◆ Task prompt: All records should be reproduced verbatim.

--- Start of Given entries ---

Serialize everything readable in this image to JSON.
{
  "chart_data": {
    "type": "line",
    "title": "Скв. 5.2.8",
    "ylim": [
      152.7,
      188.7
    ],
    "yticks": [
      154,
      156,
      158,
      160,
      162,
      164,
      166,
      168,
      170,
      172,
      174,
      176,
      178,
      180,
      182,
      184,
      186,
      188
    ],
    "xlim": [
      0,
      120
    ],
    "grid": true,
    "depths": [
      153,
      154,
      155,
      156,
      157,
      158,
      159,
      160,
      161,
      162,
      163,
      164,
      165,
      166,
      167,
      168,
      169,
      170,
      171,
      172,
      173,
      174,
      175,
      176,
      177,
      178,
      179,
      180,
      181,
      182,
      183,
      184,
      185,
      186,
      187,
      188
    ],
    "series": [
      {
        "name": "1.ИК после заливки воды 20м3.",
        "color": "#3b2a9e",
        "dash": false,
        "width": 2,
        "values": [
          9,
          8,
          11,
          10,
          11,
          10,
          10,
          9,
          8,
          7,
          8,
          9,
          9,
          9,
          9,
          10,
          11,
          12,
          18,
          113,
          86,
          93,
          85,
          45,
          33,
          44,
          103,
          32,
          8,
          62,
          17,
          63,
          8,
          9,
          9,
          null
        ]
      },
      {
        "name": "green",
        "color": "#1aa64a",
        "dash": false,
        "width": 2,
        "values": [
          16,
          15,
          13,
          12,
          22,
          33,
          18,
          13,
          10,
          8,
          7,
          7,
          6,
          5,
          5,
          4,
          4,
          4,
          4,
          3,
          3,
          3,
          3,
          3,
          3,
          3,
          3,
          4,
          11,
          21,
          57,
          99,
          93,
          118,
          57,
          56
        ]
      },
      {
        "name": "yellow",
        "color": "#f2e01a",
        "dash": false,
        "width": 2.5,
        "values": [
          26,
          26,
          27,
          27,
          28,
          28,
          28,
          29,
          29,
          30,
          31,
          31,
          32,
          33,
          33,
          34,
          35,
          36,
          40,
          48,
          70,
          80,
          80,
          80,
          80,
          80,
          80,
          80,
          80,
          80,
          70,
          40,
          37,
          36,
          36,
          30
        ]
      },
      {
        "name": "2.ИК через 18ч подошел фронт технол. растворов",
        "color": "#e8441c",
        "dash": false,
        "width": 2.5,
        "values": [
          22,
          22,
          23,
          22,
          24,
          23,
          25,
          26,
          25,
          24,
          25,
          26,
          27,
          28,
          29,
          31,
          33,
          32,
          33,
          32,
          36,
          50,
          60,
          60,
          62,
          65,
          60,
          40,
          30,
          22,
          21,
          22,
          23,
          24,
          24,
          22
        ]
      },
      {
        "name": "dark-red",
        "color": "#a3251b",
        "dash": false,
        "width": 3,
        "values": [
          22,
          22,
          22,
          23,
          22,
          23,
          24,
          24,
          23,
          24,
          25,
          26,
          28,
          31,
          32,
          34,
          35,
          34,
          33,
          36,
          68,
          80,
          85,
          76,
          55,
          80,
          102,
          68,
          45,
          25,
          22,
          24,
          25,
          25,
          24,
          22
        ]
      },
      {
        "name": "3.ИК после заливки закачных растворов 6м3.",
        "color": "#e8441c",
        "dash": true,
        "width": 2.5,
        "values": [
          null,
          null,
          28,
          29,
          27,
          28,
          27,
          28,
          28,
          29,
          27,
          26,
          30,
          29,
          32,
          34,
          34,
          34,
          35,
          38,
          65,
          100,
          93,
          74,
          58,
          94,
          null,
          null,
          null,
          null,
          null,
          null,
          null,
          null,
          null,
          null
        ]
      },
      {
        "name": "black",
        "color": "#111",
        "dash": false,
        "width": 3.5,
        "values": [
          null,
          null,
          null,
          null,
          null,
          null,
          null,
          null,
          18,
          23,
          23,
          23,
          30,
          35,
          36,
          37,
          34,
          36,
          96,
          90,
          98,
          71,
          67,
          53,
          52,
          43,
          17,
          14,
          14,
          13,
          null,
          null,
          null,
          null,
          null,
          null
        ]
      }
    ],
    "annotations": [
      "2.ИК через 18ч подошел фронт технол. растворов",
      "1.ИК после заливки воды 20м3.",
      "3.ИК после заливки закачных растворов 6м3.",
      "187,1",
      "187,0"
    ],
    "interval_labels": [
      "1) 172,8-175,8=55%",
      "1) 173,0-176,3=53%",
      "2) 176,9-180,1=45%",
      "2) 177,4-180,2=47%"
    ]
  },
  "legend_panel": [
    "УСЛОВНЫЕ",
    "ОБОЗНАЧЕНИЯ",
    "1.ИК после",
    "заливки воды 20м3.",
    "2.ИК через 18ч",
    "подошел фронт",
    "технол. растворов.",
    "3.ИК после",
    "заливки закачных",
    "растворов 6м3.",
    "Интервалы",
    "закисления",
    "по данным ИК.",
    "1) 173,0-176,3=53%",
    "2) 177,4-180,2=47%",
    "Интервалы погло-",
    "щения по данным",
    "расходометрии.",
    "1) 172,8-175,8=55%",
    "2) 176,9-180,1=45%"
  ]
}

--- End of Given entries ---

◆ Answer to the task:
Serialize everything readable in this image to JSON.
{
  "chart_data": {
    "type": "line",
    "title": "Скв. 5.2.8",
    "ylim": [
      152.7,
      188.7
    ],
    "yticks": [
      154,
      156,
      158,
      160,
      162,
      164,
      166,
      168,
      170,
      172,
      174,
      176,
      178,
      180,
      182,
      184,
      186,
      188
    ],
    "xlim": [
      0,
      120
    ],
    "grid": true,
    "depths": [
      153,
      154,
      155,
      156,
      157,
      158,
      159,
      160,
      161,
      162,
      163,
      164,
      165,
      166,
      167,
      168,
      169,
      170,
      171,
      172,
      173,
      174,
      175,
      176,
      177,
      178,
      179,
      180,
      181,
      182,
      183,
      184,
      185,
      186,
      187,
      188
    ],
    "series": [
      {
        "name": "1.ИК после заливки воды 20м3.",
        "color": "#3b2a9e",
        "dash": false,
        "width": 2,
        "values": [
          9,
          8,
          11,
          10,
          11,
          10,
          10,
          9,
          8,
          7,
          8,
          9,
          9,
          9,
          9,
          10,
          11,
          12,
          18,
          113,
          86,
          93,
          85,
          45,
          33,
          44,
          103,
          32,
          8,
          62,
          17,
          63,
          8,
          9,
          9,
          null
        ]
      },
      {
        "name": "green",
        "color": "#1aa64a",
        "dash": false,
        "width": 2,
        "values": [
          16,
          15,
          13,
          12,
          22,
          33,
          18,
          13,
          10,
          8,
          7,
          7,
          6,
          5,
          5,
          4,
          4,
          4,
          4,
          3,
          3,
          3,
          3,
          3,
          3,
          3,
          3,
          4,
          11,
          21,
          57,
          99,
          93,
          118,
          57,
          56
        ]
      },
      {
        "name": "yellow",
        "color": "#f2e01a",
        "dash": false,
        "width": 2.5,
        "values": [
          26,
          26,
          27,
          27,
          28,
          28,
          28,
          29,
          29,
          30,
          31,
          31,
          32,
          33,
          33,
          34,
          35,
          36,
          40,
          48,
          70,
          80,
          80,
          80,
          80,
          80,
          80,
          80,
          80,
          80,
          70,
          40,
          37,
          36,
          36,
          30
        ]
      },
      {
        "name": "2.ИК через 18ч подошел фронт технол. растворов",
        "color": "#e8441c",
        "dash": false,
        "width": 2.5,
        "values": [
          22,
          22,
          23,
          22,
          24,
          23,
          25,
          26,
          25,
          24,
          25,
          26,
          27,
          28,
          29,
          31,
          33,
          32,
          33,
          32,
          36,
          50,
          60,
          60,
          62,
          65,
          60,
          40,
          30,
          22,
          21,
          22,
          23,
          24,
          24,
          22
        ]
      },
      {
        "name": "dark-red",
        "color": "#a3251b",
        "dash": false,
        "width": 3,
        "values": [
          22,
          22,
          22,
          23,
          22,
          23,
          24,
          24,
          23,
          24,
          25,
          26,
          28,
          31,
          32,
          34,
          35,
          34,
          33,
          36,
          68,
          80,
          85,
          76,
          55,
          80,
          102,
          68,
          45,
          25,
          22,
          24,
          25,
          25,
          24,
          22
        ]
      },
      {
        "name": "3.ИК после заливки закачных растворов 6м3.",
        "color": "#e8441c",
        "dash": true,
        "width": 2.5,
        "values": [
          null,
          null,
          28,
          29,
          27,
          28,
          27,
          28,
          28,
          29,
          27,
          26,
          30,
          29,
          32,
          34,
          34,
          34,
          35,
          38,
          65,
          100,
          93,
          74,
          58,
          94,
          null,
          null,
          null,
          null,
          null,
          null,
          null,
          null,
          null,
          null
        ]
      },
      {
        "name": "black",
        "color": "#111",
        "dash": false,
        "width": 3.5,
        "values": [
          null,
          null,
          null,
          null,
          null,
          null,
          null,
          null,
          18,
          23,
          23,
          23,
          30,
          35,
          36,
          37,
          34,
          36,
          96,
          90,
          98,
          71,
          67,
          53,
          52,
          43,
          17,
          14,
          14,
          13,
          null,
          null,
          null,
          null,
          null,
          null
        ]
      }
    ],
    "annotations": [
      "2.ИК через 18ч подошел фронт технол. растворов",
      "1.ИК после заливки воды 20м3.",
      "3.ИК после заливки закачных растворов 6м3.",
      "187,1",
      "187,0"
    ],
    "interval_labels": [
      "1) 172,8-175,8=55%",
      "1) 173,0-176,3=53%",
      "2) 176,9-180,1=45%",
      "2) 177,4-180,2=47%"
    ]
  },
  "legend_panel": [
    "УСЛОВНЫЕ",
    "ОБОЗНАЧЕНИЯ",
    "1.ИК после",
    "заливки воды 20м3.",
    "2.ИК через 18ч",
    "подошел фронт",
    "технол. растворов.",
    "3.ИК после",
    "заливки закачных",
    "растворов 6м3.",
    "Интервалы",
    "закисления",
    "по данным ИК.",
    "1) 173,0-176,3=53%",
    "2) 177,4-180,2=47%",
    "Интервалы погло-",
    "щения по данным",
    "расходометрии.",
    "1) 172,8-175,8=55%",
    "2) 176,9-180,1=45%"
  ]
}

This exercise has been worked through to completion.